(Dataset entries)
____

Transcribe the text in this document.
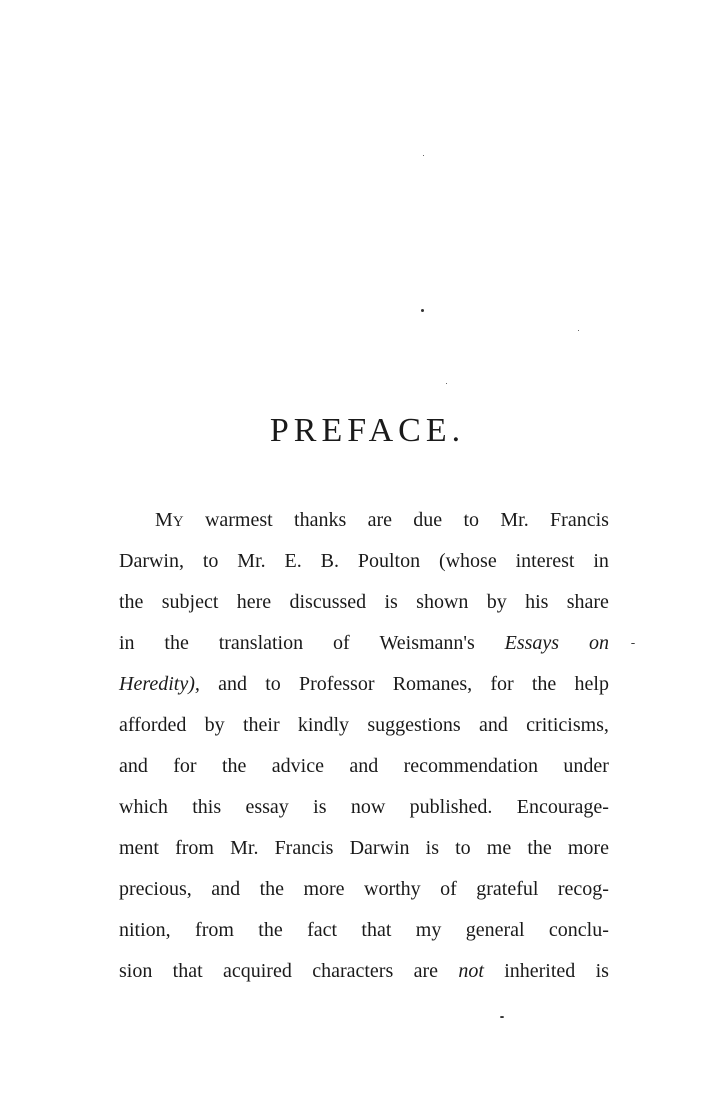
PREFACE.
MY warmest thanks are due to Mr. Francis
Darwin, to Mr. E. B. Poulton (whose interest in
the subject here discussed is shown by his share
in the translation of Weismann's Essays on
Heredity), and to Professor Romanes, for the help
afforded by their kindly suggestions and criticisms,
and for the advice and recommendation under
which this essay is now published. Encourage-
ment from Mr. Francis Darwin is to me the more
precious, and the more worthy of grateful recog-
nition, from the fact that my general conclu-
sion that acquired characters are not inherited is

____

### What you are asked to do:
Quote the preceding listing precisely and completely, omitting its images.

### Response to the exercise:
Transcribe the text in this document.
PREFACE.
MY warmest thanks are due to Mr. Francis
Darwin, to Mr. E. B. Poulton (whose interest in
the subject here discussed is shown by his share
in the translation of Weismann's Essays on
Heredity), and to Professor Romanes, for the help
afforded by their kindly suggestions and criticisms,
and for the advice and recommendation under
which this essay is now published. Encourage-
ment from Mr. Francis Darwin is to me the more
precious, and the more worthy of grateful recog-
nition, from the fact that my general conclu-
sion that acquired characters are not inherited is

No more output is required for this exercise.